Stated exercise A.
Answer these questions using the text on public toilet data:
(i) How many councils seem to publish public toilet open data?
(ii) For how long has the writer not asked anyone for data?
(iii) Wandsworth Council's decision reduced the number of participants in its Community Toilet Scheme from what number to what number?

───── Text segment

There seem to be 25 councils that publish public toilet open data, which sounds a bit rubbish, although that’s several hundred loos. Also, a couple of those councils sent me a spreadsheet rather than publishing the data online.

Nearly 20 of these datasets were made because I asked a council who were publishing other data if they could also make an open dataset about their toilets, and they happily obliged.

I mention this because I’ve not asked anyone for any data in 2-3 years, and from what I can remember about 4 more datasets have appeared in that time.

Which is a bit sad. This suggests that either a) progress in council data moves at a snail’s pace, with not many more councils joining the revolution, and still no one thinking of toilets or b) if you don’t ask you don’t get. Or maybe c) both.

Previous posts:

.. Open Data Councils (Jan 2011)

.. More Open Data Councils (June 2011)

 

 

 

March 27, 2014 at 1:17 pm Leave a comment

The 5000 toilets of England and Wales

I’ve completed a count of public and community toilets in England and Wales, as listed on council websites.

It began last May. Spurred on by my annoyance at Wandsworth Council’s decision to stop paying businesses to be in their Community Toilet Scheme (a decision which has reduced the number of participants  from 75 to 7), I wanted to know whether other councils pay participants to be in their schemes, and how many schemes exist.

──────────
───── Records for this task

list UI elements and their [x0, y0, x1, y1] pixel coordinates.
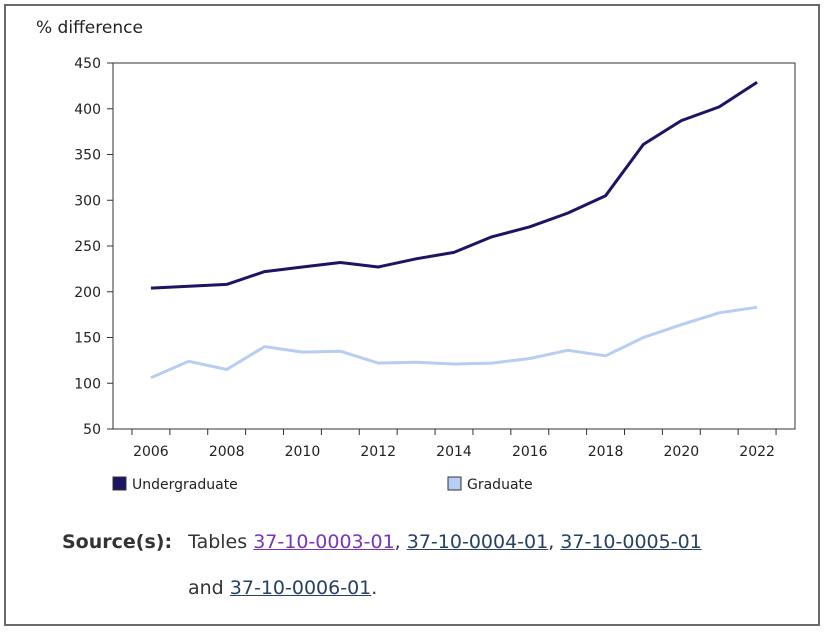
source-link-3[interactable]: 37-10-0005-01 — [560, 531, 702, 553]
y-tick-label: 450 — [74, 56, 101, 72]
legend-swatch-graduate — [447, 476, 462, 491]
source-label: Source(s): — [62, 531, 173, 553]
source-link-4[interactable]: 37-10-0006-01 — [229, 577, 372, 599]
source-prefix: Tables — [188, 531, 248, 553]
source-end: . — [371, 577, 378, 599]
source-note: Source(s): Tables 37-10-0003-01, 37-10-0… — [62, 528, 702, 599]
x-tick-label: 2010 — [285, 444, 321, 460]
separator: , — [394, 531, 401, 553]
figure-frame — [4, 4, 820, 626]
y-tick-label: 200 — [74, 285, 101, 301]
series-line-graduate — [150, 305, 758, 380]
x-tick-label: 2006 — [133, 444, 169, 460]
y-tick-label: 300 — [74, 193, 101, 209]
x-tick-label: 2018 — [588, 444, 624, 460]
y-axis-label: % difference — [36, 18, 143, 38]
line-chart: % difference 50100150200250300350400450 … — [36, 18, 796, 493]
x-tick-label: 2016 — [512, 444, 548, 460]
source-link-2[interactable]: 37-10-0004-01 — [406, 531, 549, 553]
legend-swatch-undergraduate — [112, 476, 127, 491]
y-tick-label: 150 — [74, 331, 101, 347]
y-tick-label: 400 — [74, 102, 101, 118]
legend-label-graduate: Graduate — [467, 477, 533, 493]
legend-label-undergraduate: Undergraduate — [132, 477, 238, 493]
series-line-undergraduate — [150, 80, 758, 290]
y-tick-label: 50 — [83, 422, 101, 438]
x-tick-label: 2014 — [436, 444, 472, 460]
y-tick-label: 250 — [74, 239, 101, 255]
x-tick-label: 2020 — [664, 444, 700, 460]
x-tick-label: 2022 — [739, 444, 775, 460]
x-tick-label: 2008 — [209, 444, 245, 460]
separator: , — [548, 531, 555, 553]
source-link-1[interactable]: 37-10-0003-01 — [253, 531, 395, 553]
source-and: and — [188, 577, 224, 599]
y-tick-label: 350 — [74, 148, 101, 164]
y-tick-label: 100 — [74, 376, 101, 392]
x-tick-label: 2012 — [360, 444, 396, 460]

──────────
───── Records for this task

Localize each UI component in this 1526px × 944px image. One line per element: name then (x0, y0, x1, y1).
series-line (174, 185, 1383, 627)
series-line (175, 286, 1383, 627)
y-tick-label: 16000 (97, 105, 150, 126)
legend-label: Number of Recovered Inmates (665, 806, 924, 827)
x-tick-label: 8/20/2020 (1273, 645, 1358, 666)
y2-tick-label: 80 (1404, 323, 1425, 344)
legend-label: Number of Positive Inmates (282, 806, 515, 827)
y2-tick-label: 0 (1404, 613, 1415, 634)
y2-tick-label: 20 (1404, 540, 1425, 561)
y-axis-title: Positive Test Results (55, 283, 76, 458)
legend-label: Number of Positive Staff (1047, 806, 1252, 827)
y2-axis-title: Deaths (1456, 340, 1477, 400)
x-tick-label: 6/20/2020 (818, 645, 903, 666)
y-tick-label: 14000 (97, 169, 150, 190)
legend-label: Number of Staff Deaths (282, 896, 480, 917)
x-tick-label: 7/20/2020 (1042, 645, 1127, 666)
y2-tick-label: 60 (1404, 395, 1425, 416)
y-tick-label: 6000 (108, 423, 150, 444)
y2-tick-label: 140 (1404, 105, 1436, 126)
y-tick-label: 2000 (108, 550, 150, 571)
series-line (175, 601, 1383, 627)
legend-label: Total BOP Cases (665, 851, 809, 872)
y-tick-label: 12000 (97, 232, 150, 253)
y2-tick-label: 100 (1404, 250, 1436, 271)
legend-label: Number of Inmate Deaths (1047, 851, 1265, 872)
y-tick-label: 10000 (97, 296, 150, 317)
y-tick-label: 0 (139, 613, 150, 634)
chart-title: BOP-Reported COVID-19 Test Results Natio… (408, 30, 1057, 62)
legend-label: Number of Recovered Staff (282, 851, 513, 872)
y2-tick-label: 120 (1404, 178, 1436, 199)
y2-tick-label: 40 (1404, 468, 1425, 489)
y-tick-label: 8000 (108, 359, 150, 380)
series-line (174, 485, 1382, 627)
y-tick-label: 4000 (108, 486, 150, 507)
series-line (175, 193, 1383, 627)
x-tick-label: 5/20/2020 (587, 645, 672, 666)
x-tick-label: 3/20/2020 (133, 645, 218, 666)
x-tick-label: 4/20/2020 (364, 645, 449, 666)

──────────

Stated exercise B.
In the entries running from the line with "source-link-3[interactable]: 37-10-0005-01 —" up to and including the line with "y-tick-label: 200 — [74, 285, 101, 301]", replace "y-tick-label" with "y-axis-tick" and give back only those lines, otherwise unchanged.

Full solution A.
(i) 25
(ii) 2-3 years
(iii) From 75 to 7

Full solution B.
source-link-3[interactable]: 37-10-0005-01 — [560, 531, 702, 553]
y-axis-tick: 450 — [74, 56, 101, 72]
legend-swatch-graduate — [447, 476, 462, 491]
source-label: Source(s): — [62, 531, 173, 553]
source-link-4[interactable]: 37-10-0006-01 — [229, 577, 372, 599]
source-prefix: Tables — [188, 531, 248, 553]
source-end: . — [371, 577, 378, 599]
source-note: Source(s): Tables 37-10-0003-01, 37-10-0… — [62, 528, 702, 599]
x-tick-label: 2010 — [285, 444, 321, 460]
separator: , — [394, 531, 401, 553]
figure-frame — [4, 4, 820, 626]
y-axis-tick: 200 — [74, 285, 101, 301]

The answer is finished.